Problem statement:
Repeat the material below word for word and leave out all pictures.

Exercise data:
_ _ _
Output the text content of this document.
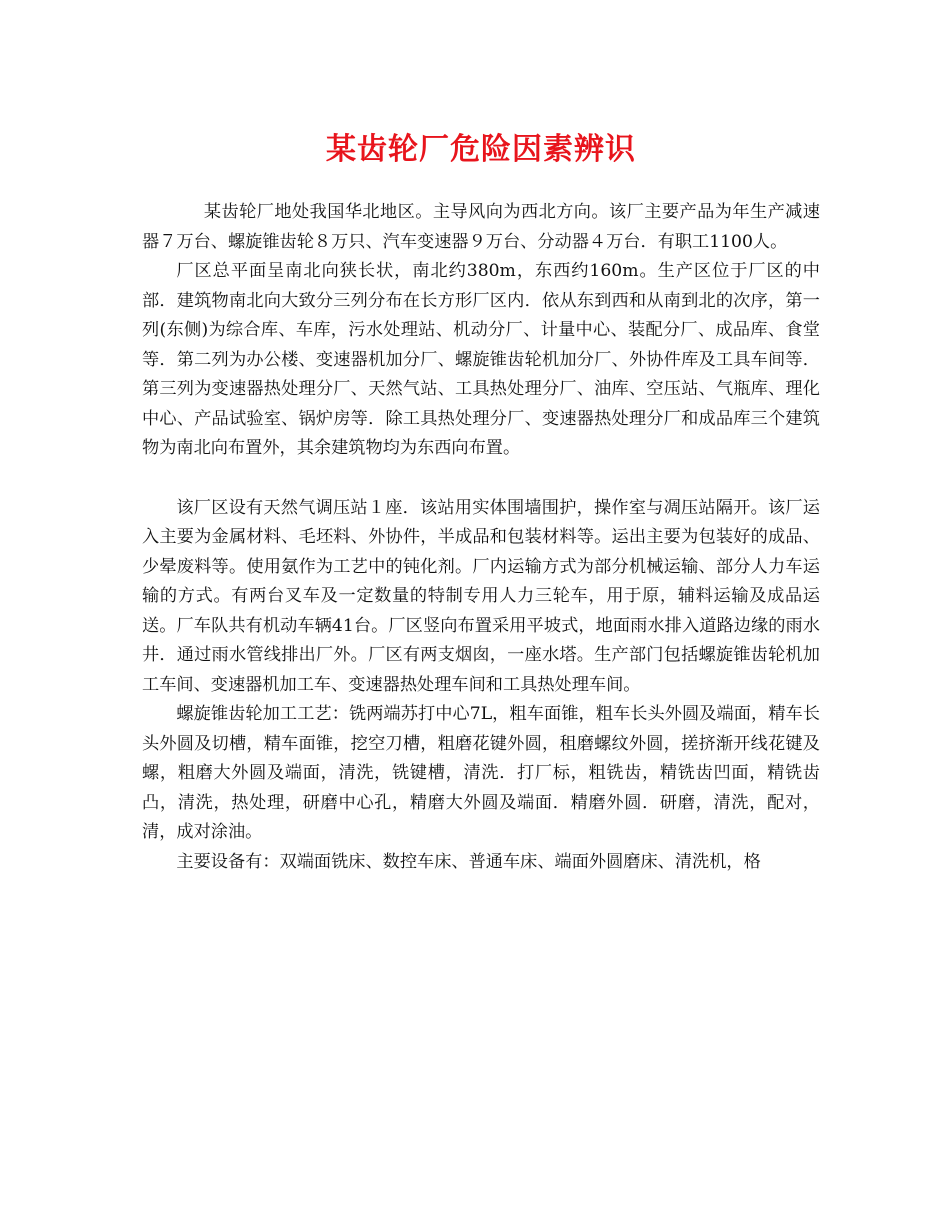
某齿轮厂危险因素辨识

某齿轮厂地处我国华北地区。主导风向为西北方向。该厂主要产品为年生产减速器７万台、螺旋锥齿轮８万只、汽车变速器９万台、分动器４万台．有职工1100人。

厂区总平面呈南北向狭长状，南北约380m，东西约160m。生产区位于厂区的中部．建筑物南北向大致分三列分布在长方形厂区内．依从东到西和从南到北的次序，第一列(东侧)为综合库、车库，污水处理站、机动分厂、计量中心、装配分厂、成品库、食堂等．第二列为办公楼、变速器机加分厂、螺旋锥齿轮机加分厂、外协件库及工具车间等．第三列为变速器热处理分厂、天然气站、工具热处理分厂、油库、空压站、气瓶库、理化中心、产品试验室、锅炉房等．除工具热处理分厂、变速器热处理分厂和成品库三个建筑物为南北向布置外，其余建筑物均为东西向布置。

该厂区设有天然气调压站１座．该站用实体围墙围护，操作室与凋压站隔开。该厂运入主要为金属材料、毛坯料、外协件，半成品和包装材料等。运出主要为包装好的成品、少晕废料等。使用氨作为工艺中的钝化剂。厂内运输方式为部分机械运输、部分人力车运输的方式。有两台叉车及一定数量的特制专用人力三轮车，用于原，辅料运输及成品运送。厂车队共有机动车辆41台。厂区竖向布置采用平坡式，地面雨水排入道路边缘的雨水井．通过雨水管线排出厂外。厂区有两支烟囱，一座水塔。生产部门包括螺旋锥齿轮机加工车间、变速器机加工车、变速器热处理车间和工具热处理车间。

螺旋锥齿轮加工工艺：铣两端苏打中心7L，粗车面锥，粗车长头外圆及端面，精车长头外圆及切槽，精车面锥，挖空刀槽，粗磨花键外圆，租磨螺纹外圆，搓挤渐开线花键及螺，粗磨大外圆及端面，清洗，铣键槽，清洗．打厂标，粗铣齿，精铣齿凹面，精铣齿凸，清洗，热处理，研磨中心孔，精磨大外圆及端面．精磨外圆．研磨，清洗，配对，清，成对涂油。

主要设备有：双端面铣床、数控车床、普通车床、端面外圆磨床、清洗机，格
_ _ _
Solution below:
Output the text content of this document.
某齿轮厂危险因素辨识

某齿轮厂地处我国华北地区。主导风向为西北方向。该厂主要产品为年生产减速器７万台、螺旋锥齿轮８万只、汽车变速器９万台、分动器４万台．有职工1100人。

厂区总平面呈南北向狭长状，南北约380m，东西约160m。生产区位于厂区的中部．建筑物南北向大致分三列分布在长方形厂区内．依从东到西和从南到北的次序，第一列(东侧)为综合库、车库，污水处理站、机动分厂、计量中心、装配分厂、成品库、食堂等．第二列为办公楼、变速器机加分厂、螺旋锥齿轮机加分厂、外协件库及工具车间等．第三列为变速器热处理分厂、天然气站、工具热处理分厂、油库、空压站、气瓶库、理化中心、产品试验室、锅炉房等．除工具热处理分厂、变速器热处理分厂和成品库三个建筑物为南北向布置外，其余建筑物均为东西向布置。

该厂区设有天然气调压站１座．该站用实体围墙围护，操作室与凋压站隔开。该厂运入主要为金属材料、毛坯料、外协件，半成品和包装材料等。运出主要为包装好的成品、少晕废料等。使用氨作为工艺中的钝化剂。厂内运输方式为部分机械运输、部分人力车运输的方式。有两台叉车及一定数量的特制专用人力三轮车，用于原，辅料运输及成品运送。厂车队共有机动车辆41台。厂区竖向布置采用平坡式，地面雨水排入道路边缘的雨水井．通过雨水管线排出厂外。厂区有两支烟囱，一座水塔。生产部门包括螺旋锥齿轮机加工车间、变速器机加工车、变速器热处理车间和工具热处理车间。

螺旋锥齿轮加工工艺：铣两端苏打中心7L，粗车面锥，粗车长头外圆及端面，精车长头外圆及切槽，精车面锥，挖空刀槽，粗磨花键外圆，租磨螺纹外圆，搓挤渐开线花键及螺，粗磨大外圆及端面，清洗，铣键槽，清洗．打厂标，粗铣齿，精铣齿凹面，精铣齿凸，清洗，热处理，研磨中心孔，精磨大外圆及端面．精磨外圆．研磨，清洗，配对，清，成对涂油。

主要设备有：双端面铣床、数控车床、普通车床、端面外圆磨床、清洗机，格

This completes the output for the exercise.